RECORD EXTRACTS
┌────────
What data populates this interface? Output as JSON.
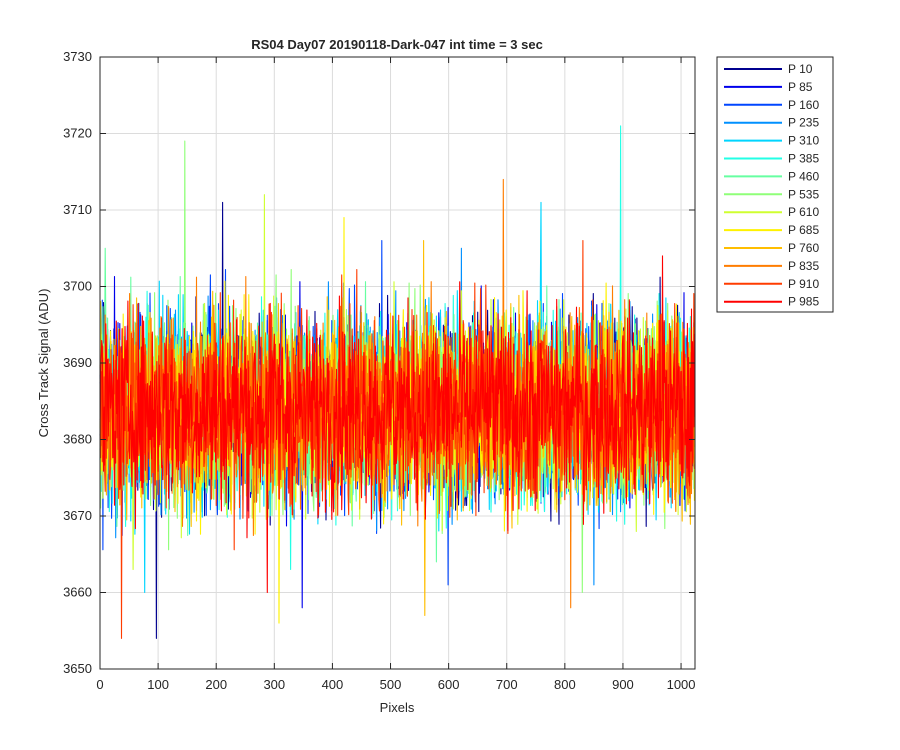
{
  "chart_data": {
    "type": "line",
    "title": "RS04 Day07 20190118-Dark-047 int time = 3 sec",
    "xlabel": "Pixels",
    "ylabel": "Cross Track Signal (ADU)",
    "xlim": [
      0,
      1024
    ],
    "ylim": [
      3650,
      3730
    ],
    "xticks": [
      0,
      100,
      200,
      300,
      400,
      500,
      600,
      700,
      800,
      900,
      1000
    ],
    "yticks": [
      3650,
      3660,
      3670,
      3680,
      3690,
      3700,
      3710,
      3720,
      3730
    ],
    "grid": true,
    "legend_position": "outside-top-right",
    "x_points": 1024,
    "series": [
      {
        "name": "P 10",
        "color": "#00008F",
        "mean": 3684,
        "min": 3654,
        "max": 3711
      },
      {
        "name": "P 85",
        "color": "#0000EB",
        "mean": 3684,
        "min": 3658,
        "max": 3708
      },
      {
        "name": "P 160",
        "color": "#0046FF",
        "mean": 3684,
        "min": 3661,
        "max": 3706
      },
      {
        "name": "P 235",
        "color": "#0090FF",
        "mean": 3684,
        "min": 3661,
        "max": 3705
      },
      {
        "name": "P 310",
        "color": "#00D5FF",
        "mean": 3684,
        "min": 3660,
        "max": 3711
      },
      {
        "name": "P 385",
        "color": "#22FFE6",
        "mean": 3684,
        "min": 3663,
        "max": 3721
      },
      {
        "name": "P 460",
        "color": "#66FFA1",
        "mean": 3684,
        "min": 3664,
        "max": 3705
      },
      {
        "name": "P 535",
        "color": "#8FFF78",
        "mean": 3684,
        "min": 3660,
        "max": 3719
      },
      {
        "name": "P 610",
        "color": "#CFFF30",
        "mean": 3684,
        "min": 3663,
        "max": 3712
      },
      {
        "name": "P 685",
        "color": "#FFF200",
        "mean": 3684,
        "min": 3656,
        "max": 3709
      },
      {
        "name": "P 760",
        "color": "#FFBE00",
        "mean": 3684,
        "min": 3657,
        "max": 3706
      },
      {
        "name": "P 835",
        "color": "#FF7D00",
        "mean": 3684,
        "min": 3658,
        "max": 3714
      },
      {
        "name": "P 910",
        "color": "#FF3C00",
        "mean": 3684,
        "min": 3654,
        "max": 3706
      },
      {
        "name": "P 985",
        "color": "#FF0000",
        "mean": 3684,
        "min": 3660,
        "max": 3704
      }
    ]
  }
}
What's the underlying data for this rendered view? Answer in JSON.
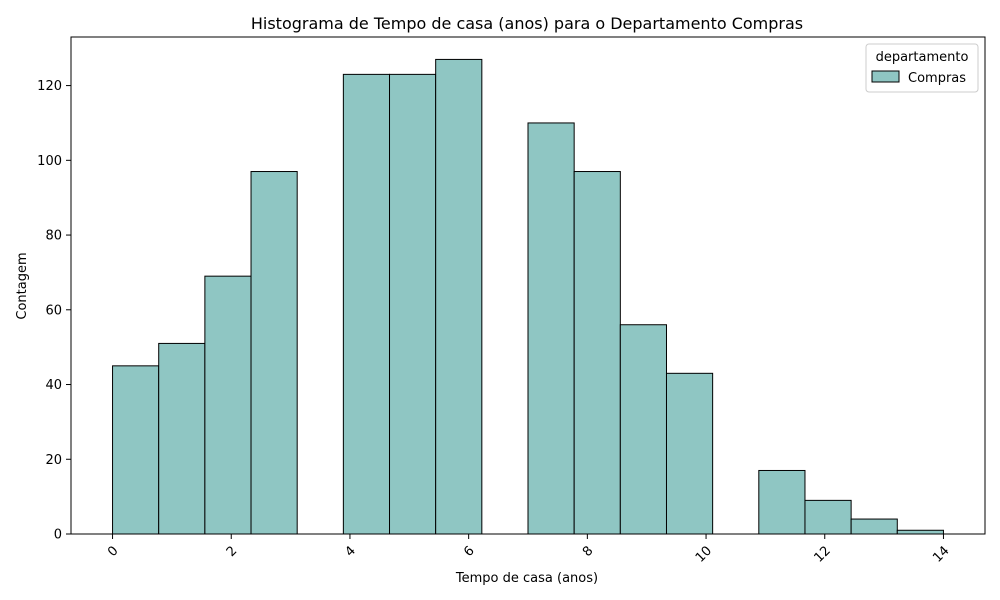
{
  "chart_data": {
    "type": "bar",
    "title": "Histograma de Tempo de casa (anos) para o Departamento Compras",
    "xlabel": "Tempo de casa (anos)",
    "ylabel": "Contagem",
    "xlim": [
      -0.7,
      14.7
    ],
    "ylim": [
      0,
      133
    ],
    "x_ticks": [
      0,
      2,
      4,
      6,
      8,
      10,
      12,
      14
    ],
    "y_ticks": [
      0,
      20,
      40,
      60,
      80,
      100,
      120
    ],
    "grid": false,
    "bin_width": 0.7778,
    "bins": [
      {
        "start": 0.0,
        "count": 45
      },
      {
        "start": 0.7778,
        "count": 51
      },
      {
        "start": 1.5556,
        "count": 69
      },
      {
        "start": 2.3333,
        "count": 97
      },
      {
        "start": 3.1111,
        "count": 0
      },
      {
        "start": 3.8889,
        "count": 123
      },
      {
        "start": 4.6667,
        "count": 123
      },
      {
        "start": 5.4444,
        "count": 127
      },
      {
        "start": 6.2222,
        "count": 0
      },
      {
        "start": 7.0,
        "count": 110
      },
      {
        "start": 7.7778,
        "count": 97
      },
      {
        "start": 8.5556,
        "count": 56
      },
      {
        "start": 9.3333,
        "count": 43
      },
      {
        "start": 10.1111,
        "count": 0
      },
      {
        "start": 10.8889,
        "count": 17
      },
      {
        "start": 11.6667,
        "count": 9
      },
      {
        "start": 12.4444,
        "count": 4
      },
      {
        "start": 13.2222,
        "count": 1
      }
    ],
    "legend": {
      "title": "departamento",
      "placement": "top-right",
      "entries": [
        {
          "name": "Compras",
          "color": "#8fc6c3"
        }
      ]
    },
    "colors": {
      "bar_fill": "#8fc6c3",
      "bar_edge": "#000000"
    }
  }
}
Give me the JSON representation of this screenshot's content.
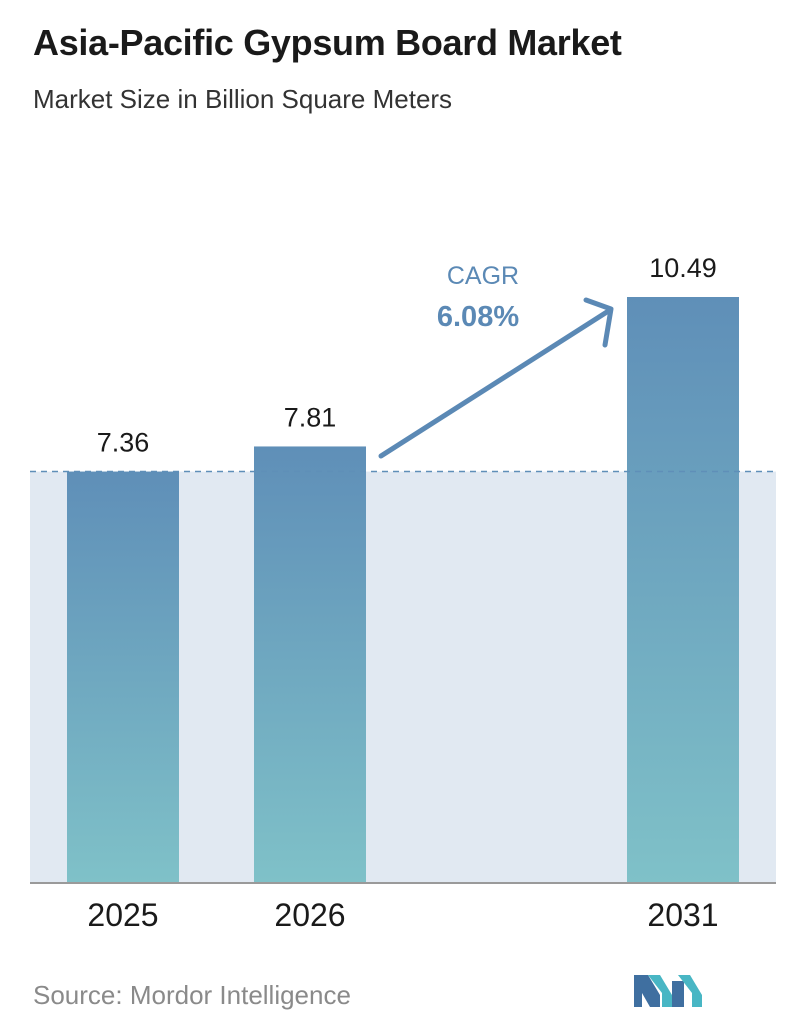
└────────
WHAT THE EXERCISE ASKS
Copy out each line of the data containing the string "Compras".

EXERCISE ANSWER
    "title": "Histograma de Tempo de casa (anos) para o Departamento Compras",
          "name": "Compras",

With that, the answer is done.